--- BEGIN INFORMATION PROVIDED ---
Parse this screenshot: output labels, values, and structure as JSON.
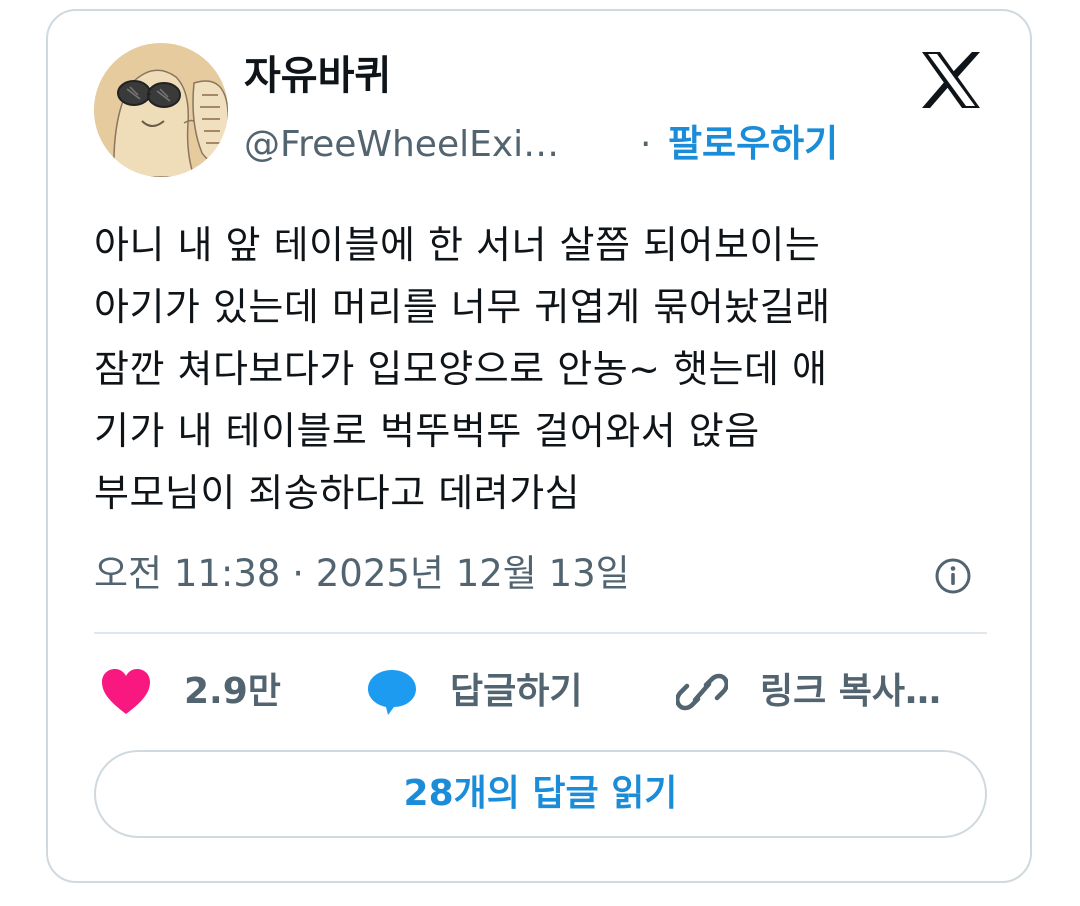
{
  "author": {
    "display_name": "자유바퀴",
    "handle": "@FreeWheelExi…",
    "separator": "·",
    "follow_label": "팔로우하기",
    "avatar_icon": "hand-drawn-avatar-with-sunglasses"
  },
  "platform_icon": "x-logo-icon",
  "tweet": {
    "lines": [
      "아니 내 앞 테이블에 한 서너 살쯤 되어보이는",
      "아기가 있는데 머리를 너무 귀엽게 묶어놨길래",
      "잠깐 쳐다보다가 입모양으로 안농~ 햇는데 애",
      "기가 내 테이블로 벅뚜벅뚜 걸어와서 앉음",
      "부모님이 죄송하다고 데려가심"
    ],
    "timestamp": "오전 11:38 · 2025년 12월 13일"
  },
  "actions": {
    "like_count": "2.9만",
    "reply_label": "답글하기",
    "copy_link_label": "링크 복사…"
  },
  "read_replies_label": "28개의 답글 읽기",
  "colors": {
    "like": "#f91880",
    "reply": "#1d9bf0",
    "link": "#1a8cd8",
    "muted": "#536471",
    "border": "#cfd9de"
  }
}
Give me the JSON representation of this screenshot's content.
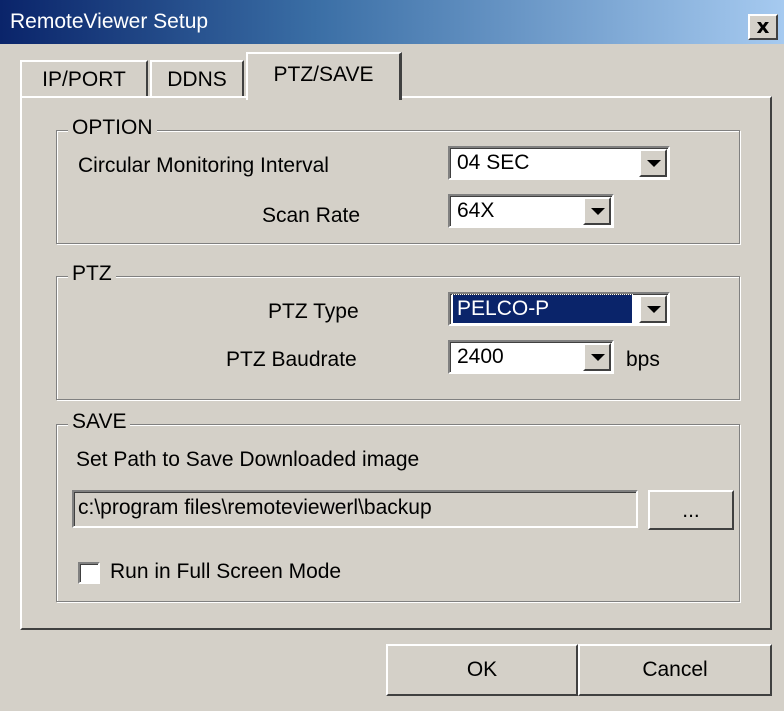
{
  "window": {
    "title": "RemoteViewer Setup",
    "close_label": "x"
  },
  "tabs": [
    {
      "label": "IP/PORT",
      "selected": false
    },
    {
      "label": "DDNS",
      "selected": false
    },
    {
      "label": "PTZ/SAVE",
      "selected": true
    }
  ],
  "option": {
    "group_label": "OPTION",
    "interval_label": "Circular Monitoring Interval",
    "interval_value": "04 SEC",
    "scan_rate_label": "Scan Rate",
    "scan_rate_value": "64X"
  },
  "ptz": {
    "group_label": "PTZ",
    "type_label": "PTZ Type",
    "type_value": "PELCO-P",
    "baudrate_label": "PTZ Baudrate",
    "baudrate_value": "2400",
    "baudrate_unit": "bps"
  },
  "save": {
    "group_label": "SAVE",
    "path_label": "Set Path to Save Downloaded image",
    "path_value": "c:\\program files\\remoteviewerl\\backup",
    "browse_label": "...",
    "fullscreen_label": "Run in Full Screen Mode",
    "fullscreen_checked": false
  },
  "buttons": {
    "ok_label": "OK",
    "cancel_label": "Cancel"
  },
  "colors": {
    "titlebar_start": "#0a246a",
    "titlebar_end": "#a6caf0",
    "face": "#d4d0c8",
    "selection": "#0a246a"
  }
}
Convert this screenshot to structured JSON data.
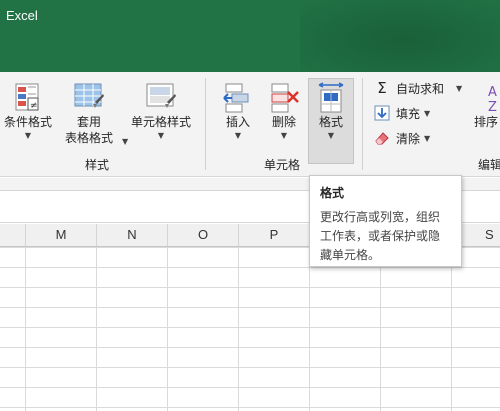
{
  "app": {
    "title": "Excel"
  },
  "ribbon": {
    "styles_group": {
      "label": "样式",
      "conditional_format": "条件格式",
      "table_format_line1": "套用",
      "table_format_line2": "表格格式",
      "cell_styles": "单元格样式"
    },
    "cells_group": {
      "label": "单元格",
      "insert": "插入",
      "delete": "删除",
      "format": "格式"
    },
    "editing_group": {
      "label": "编辑",
      "autosum": "自动求和",
      "fill": "填充",
      "clear": "清除",
      "sort": "排序"
    }
  },
  "columns": [
    "M",
    "N",
    "O",
    "P",
    "S"
  ],
  "tooltip": {
    "title": "格式",
    "body": "更改行高或列宽，组织工作表，或者保护或隐藏单元格。"
  },
  "colors": {
    "accent": "#217346",
    "ribbon": "#f3f3f3"
  }
}
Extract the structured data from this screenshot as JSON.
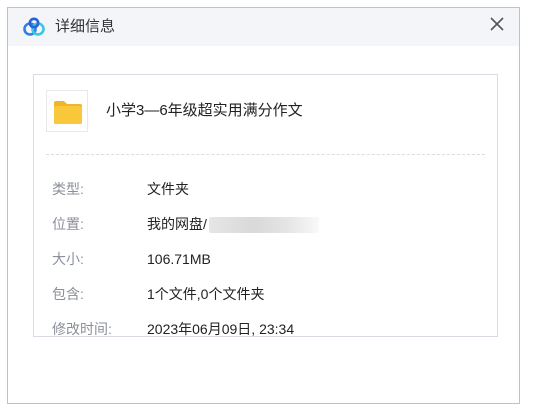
{
  "window": {
    "title": "详细信息",
    "logo_icon": "baidu-netdisk-logo",
    "close_icon": "close-icon"
  },
  "item": {
    "icon": "folder-icon",
    "name": "小学3—6年级超实用满分作文"
  },
  "details": [
    {
      "label": "类型:",
      "value": "文件夹"
    },
    {
      "label": "位置:",
      "value": "我的网盘/"
    },
    {
      "label": "大小:",
      "value": "106.71MB"
    },
    {
      "label": "包含:",
      "value": "1个文件,0个文件夹"
    },
    {
      "label": "修改时间:",
      "value": "2023年06月09日, 23:34"
    }
  ],
  "colors": {
    "folder": "#f8c83a",
    "logo_blue": "#2f7fe8",
    "logo_cyan": "#3bc6e6"
  }
}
--- END INFORMATION PROVIDED ---
**EXERCISE GOAL:** How many lines of these entries contain the string "this"? Reply with the number alone.

**THE REPLY:** 4